> **Records to process**:
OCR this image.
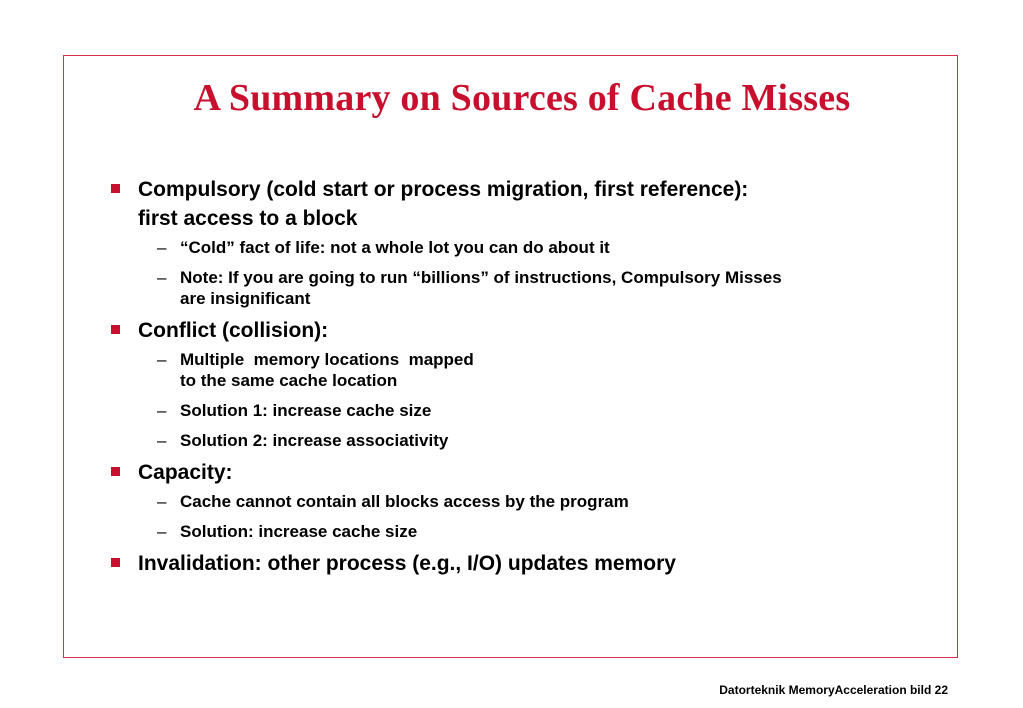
A Summary on Sources of Cache Misses
Compulsory (cold start or process migration, first reference):
first access to a block
– “Cold” fact of life: not a whole lot you can do about it
– Note: If you are going to run “billions” of instructions, Compulsory Misses
are insignificant
Conflict (collision):
– Multiple  memory locations  mapped
to the same cache location
– Solution 1: increase cache size
– Solution 2: increase associativity
Capacity:
– Cache cannot contain all blocks access by the program
– Solution: increase cache size
Invalidation: other process (e.g., I/O) updates memory
Datorteknik MemoryAcceleration bild 22
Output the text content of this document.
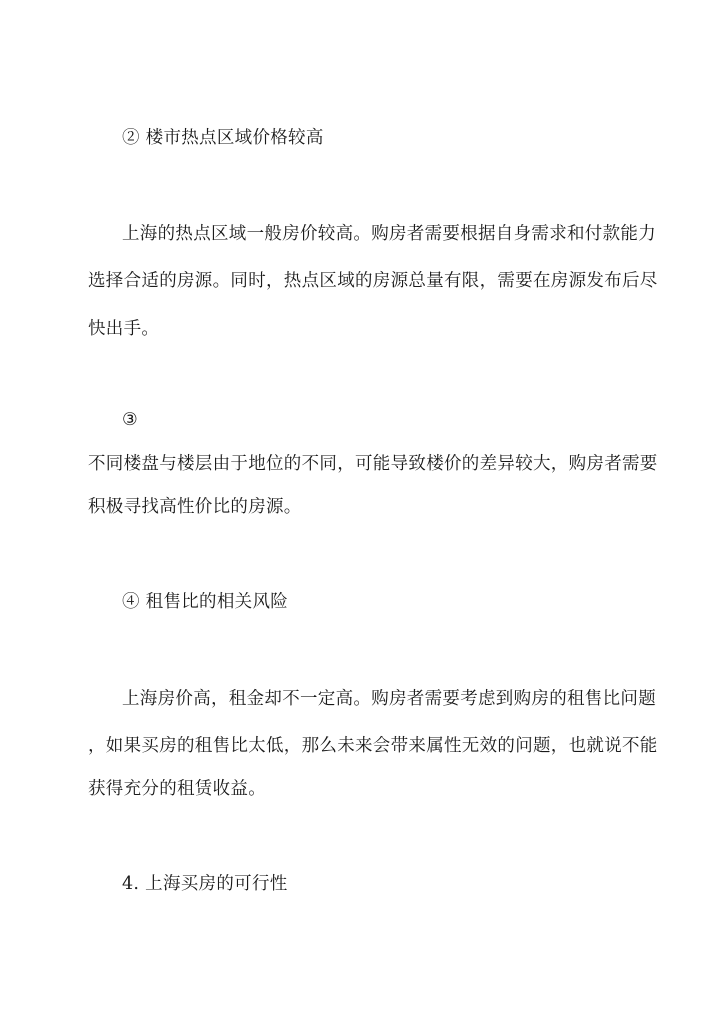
② 楼市热点区域价格较高
上海的热点区域一般房价较高。购房者需要根据自身需求和付款能力
选择合适的房源。同时，热点区域的房源总量有限，需要在房源发布后尽
快出手。
③
不同楼盘与楼层由于地位的不同，可能导致楼价的差异较大，购房者需要
积极寻找高性价比的房源。
④ 租售比的相关风险
上海房价高，租金却不一定高。购房者需要考虑到购房的租售比问题
，如果买房的租售比太低，那么未来会带来属性无效的问题，也就说不能
获得充分的租赁收益。
4. 上海买房的可行性
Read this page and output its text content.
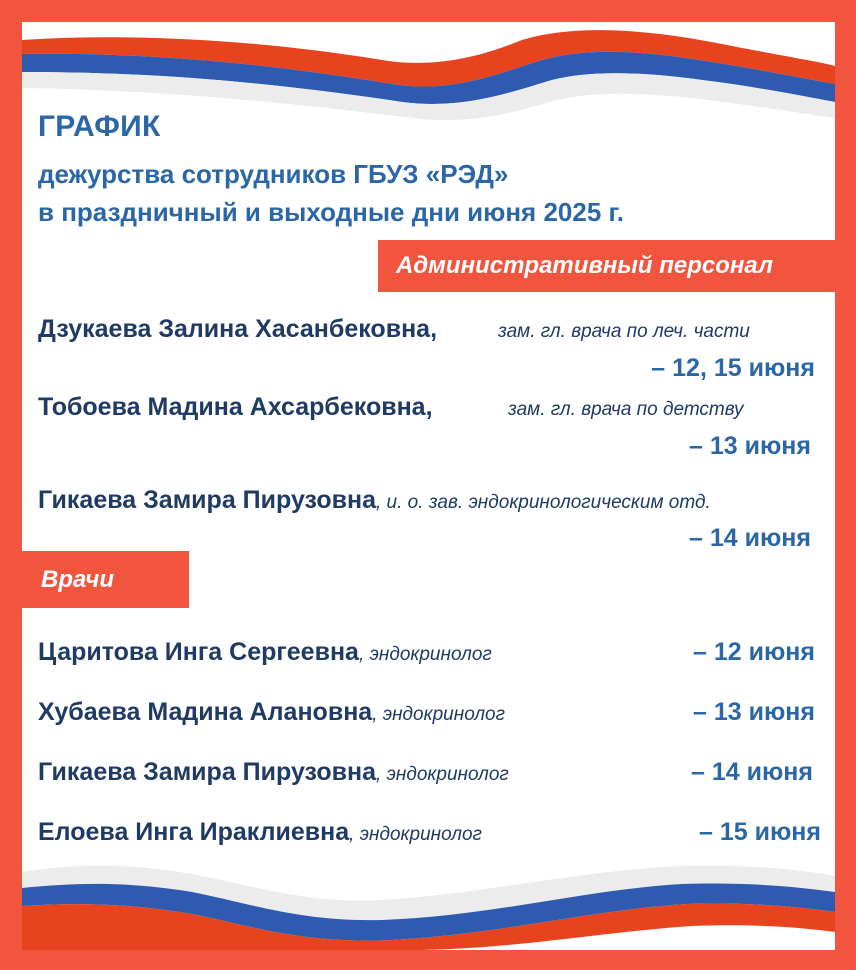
ГРАФИК
дежурства сотрудников ГБУЗ «РЭД»
в праздничный и выходные дни июня 2025 г.
Административный персонал
Дзукаева Залина Хасанбековна,	зам. гл. врача по леч. части
– 12, 15 июня
Тобоева Мадина Ахсарбековна,	зам. гл. врача по детству
– 13 июня
Гикаева Замира Пирузовна, и. о. зав. эндокринологическим отд.
– 14 июня
Врачи
Царитова Инга Сергеевна, эндокринолог	– 12 июня
Хубаева Мадина Алановна, эндокринолог	– 13 июня
Гикаева Замира Пирузовна, эндокринолог	– 14 июня
Елоева Инга Ираклиевна, эндокринолог	– 15 июня
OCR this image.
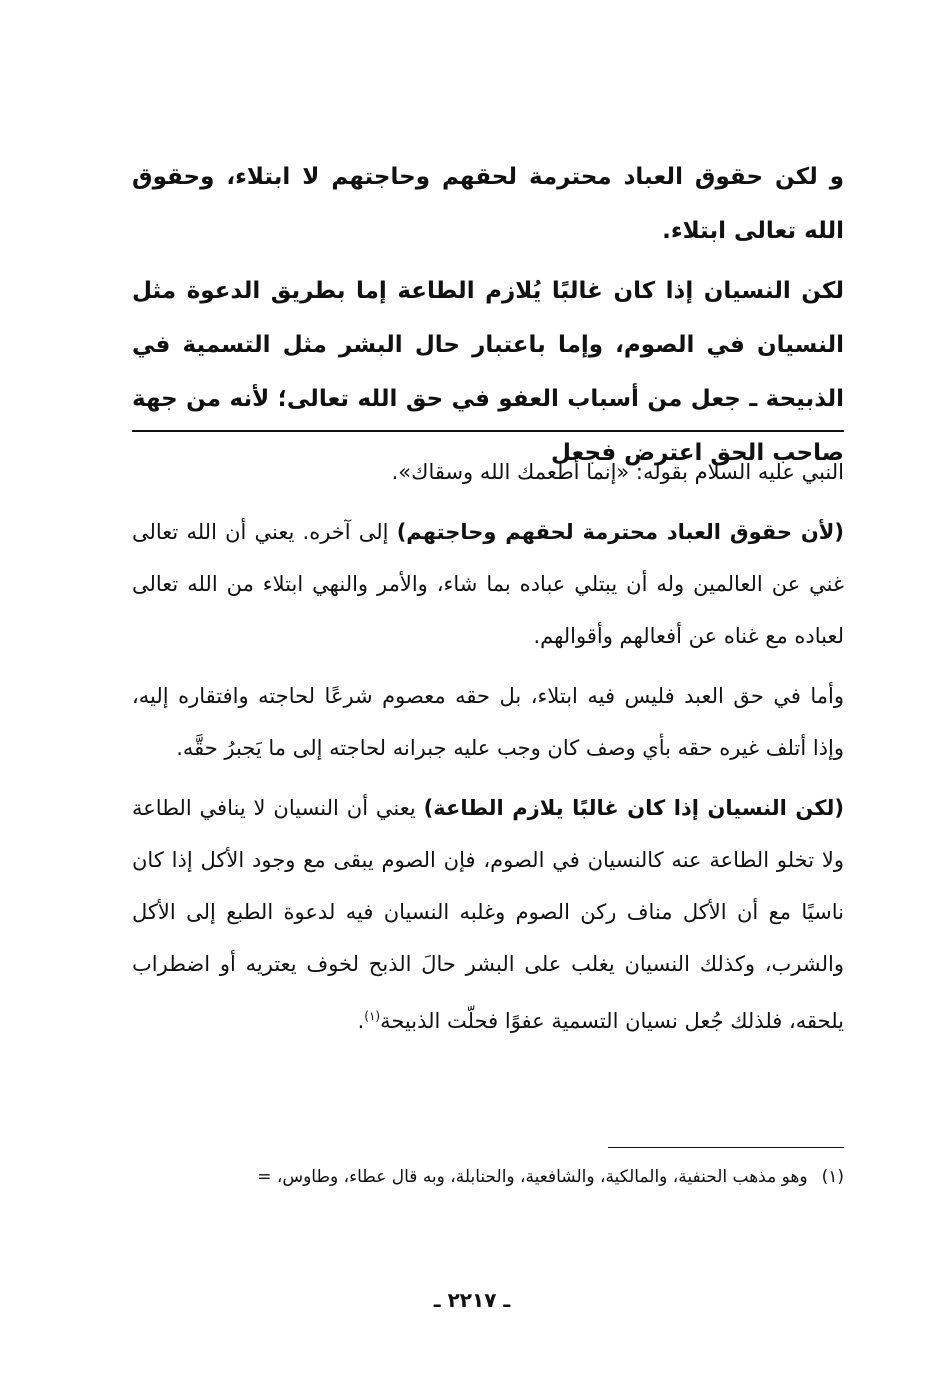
و لكن حقوق العباد محترمة لحقهم وحاجتهم لا ابتلاء، وحقوق الله تعالى ابتلاء.

لكن النسيان إذا كان غالبًا يُلازم الطاعة إما بطريق الدعوة مثل النسيان في الصوم، وإما باعتبار حال البشر مثل التسمية في الذبيحة ـ جعل من أسباب العفو في حق الله تعالى؛ لأنه من جهة صاحب الحق اعترض فجعل

النبي عليه السلام بقوله: «إنما أطعمك الله وسقاك».

(لأن حقوق العباد محترمة لحقهم وحاجتهم) إلى آخره. يعني أن الله تعالى غني عن العالمين وله أن يبتلي عباده بما شاء، والأمر والنهي ابتلاء من الله تعالى لعباده مع غناه عن أفعالهم وأقوالهم.

وأما في حق العبد فليس فيه ابتلاء، بل حقه معصوم شرعًا لحاجته وافتقاره إليه، وإذا أتلف غيره حقه بأي وصف كان وجب عليه جبرانه لحاجته إلى ما يَجبرُ حقَّه.

(لكن النسيان إذا كان غالبًا يلازم الطاعة) يعني أن النسيان لا ينافي الطاعة ولا تخلو الطاعة عنه كالنسيان في الصوم، فإن الصوم يبقى مع وجود الأكل إذا كان ناسيًا مع أن الأكل مناف ركن الصوم وغلبه النسيان فيه لدعوة الطبع إلى الأكل والشرب، وكذلك النسيان يغلب على البشر حالَ الذبح لخوف يعتريه أو اضطراب يلحقه، فلذلك جُعل نسيان التسمية عفوًا فحلّت الذبيحة$^{(١)}$.

(١)وهو مذهب الحنفية، والمالكية، والشافعية، والحنابلة، وبه قال عطاء، وطاوس، =
ـ ٢٢١٧ ـ
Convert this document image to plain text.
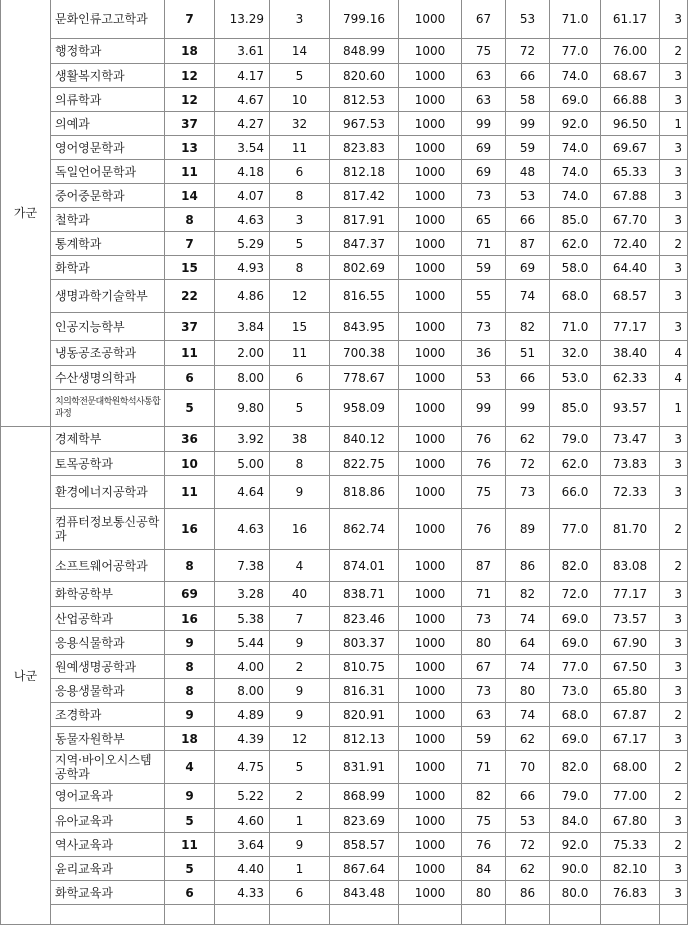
가군	문화인류고고학과	7	13.29	3	799.16	1000	67	53	71.0	61.17	3
	행정학과	18	3.61	14	848.99	1000	75	72	77.0	76.00	2
	생활복지학과	12	4.17	5	820.60	1000	63	66	74.0	68.67	3
	의류학과	12	4.67	10	812.53	1000	63	58	69.0	66.88	3
	의예과	37	4.27	32	967.53	1000	99	99	92.0	96.50	1
	영어영문학과	13	3.54	11	823.83	1000	69	59	74.0	69.67	3
	독일언어문학과	11	4.18	6	812.18	1000	69	48	74.0	65.33	3
	중어중문학과	14	4.07	8	817.42	1000	73	53	74.0	67.88	3
	철학과	8	4.63	3	817.91	1000	65	66	85.0	67.70	3
	통계학과	7	5.29	5	847.37	1000	71	87	62.0	72.40	2
	화학과	15	4.93	8	802.69	1000	59	69	58.0	64.40	3
	생명과학기술학부	22	4.86	12	816.55	1000	55	74	68.0	68.57	3
	인공지능학부	37	3.84	15	843.95	1000	73	82	71.0	77.17	3
	냉동공조공학과	11	2.00	11	700.38	1000	36	51	32.0	38.40	4
	수산생명의학과	6	8.00	6	778.67	1000	53	66	53.0	62.33	4
	치의학전문대학원학석사통합과정	5	9.80	5	958.09	1000	99	99	85.0	93.57	1
나군	경제학부	36	3.92	38	840.12	1000	76	62	79.0	73.47	3
	토목공학과	10	5.00	8	822.75	1000	76	72	62.0	73.83	3
	환경에너지공학과	11	4.64	9	818.86	1000	75	73	66.0	72.33	3
	컴퓨터정보통신공학과	16	4.63	16	862.74	1000	76	89	77.0	81.70	2
	소프트웨어공학과	8	7.38	4	874.01	1000	87	86	82.0	83.08	2
	화학공학부	69	3.28	40	838.71	1000	71	82	72.0	77.17	3
	산업공학과	16	5.38	7	823.46	1000	73	74	69.0	73.57	3
	응용식물학과	9	5.44	9	803.37	1000	80	64	69.0	67.90	3
	원예생명공학과	8	4.00	2	810.75	1000	67	74	77.0	67.50	3
	응용생물학과	8	8.00	9	816.31	1000	73	80	73.0	65.80	3
	조경학과	9	4.89	9	820.91	1000	63	74	68.0	67.87	2
	동물자원학부	18	4.39	12	812.13	1000	59	62	69.0	67.17	3
	지역·바이오시스템공학과	4	4.75	5	831.91	1000	71	70	82.0	68.00	2
	영어교육과	9	5.22	2	868.99	1000	82	66	79.0	77.00	2
	유아교육과	5	4.60	1	823.69	1000	75	53	84.0	67.80	3
	역사교육과	11	3.64	9	858.57	1000	76	72	92.0	75.33	2
	윤리교육과	5	4.40	1	867.64	1000	84	62	90.0	82.10	3
	화학교육과	6	4.33	6	843.48	1000	80	86	80.0	76.83	3
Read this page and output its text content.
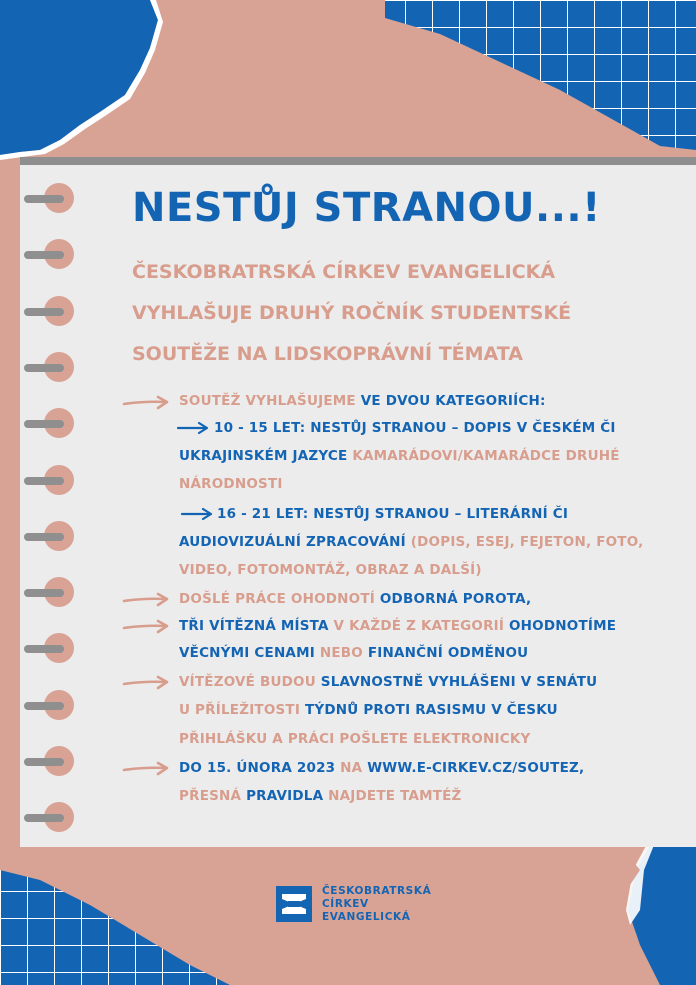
NESTŮJ STRANOU...!
ČESKOBRATRSKÁ CÍRKEV EVANGELICKÁ
VYHLAŠUJE DRUHÝ ROČNÍK STUDENTSKÉ
SOUTĚŽE NA LIDSKOPRÁVNÍ TÉMATA
SOUTĚŽ VYHLAŠUJEME VE DVOU KATEGORIÍCH:
10 - 15 LET: NESTŮJ STRANOU – DOPIS V ČESKÉM ČI
UKRAJINSKÉM JAZYCE KAMARÁDOVI/KAMARÁDCE DRUHÉ
NÁRODNOSTI
16 - 21 LET: NESTŮJ STRANOU – LITERÁRNÍ ČI
AUDIOVIZUÁLNÍ ZPRACOVÁNÍ (DOPIS, ESEJ, FEJETON, FOTO,
VIDEO, FOTOMONTÁŽ, OBRAZ A DALŠÍ)
DOŠLÉ PRÁCE OHODNOTÍ ODBORNÁ POROTA,
TŘI VÍTĚZNÁ MÍSTA V KAŽDÉ Z KATEGORIÍ OHODNOTÍME
VĚCNÝMI CENAMI NEBO FINANČNÍ ODMĚNOU
VÍTĚZOVÉ BUDOU SLAVNOSTNĚ VYHLÁŠENI V SENÁTU
U PŘÍLEŽITOSTI TÝDNŮ PROTI RASISMU V ČESKU
PŘIHLÁŠKU A PRÁCI POŠLETE ELEKTRONICKY
DO 15. ÚNORA 2023 NA WWW.E-CIRKEV.CZ/SOUTEZ,
PŘESNÁ PRAVIDLA NAJDETE TAMTÉŽ
ČESKOBRATRSKÁ
CÍRKEV
EVANGELICKÁ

> **The problem**: Collect each line above holding the string "لحقهم".

> **Answer to the task**:
و لكن حقوق العباد محترمة لحقهم وحاجتهم لا ابتلاء، وحقوق الله تعالى ابتلاء.
(لأن حقوق العباد محترمة لحقهم وحاجتهم) إلى آخره. يعني أن الله تعالى غني عن العالمين وله أن يبتلي عباده بما شاء، والأمر والنهي ابتلاء من الله تعالى لعباده مع غناه عن أفعالهم وأقوالهم.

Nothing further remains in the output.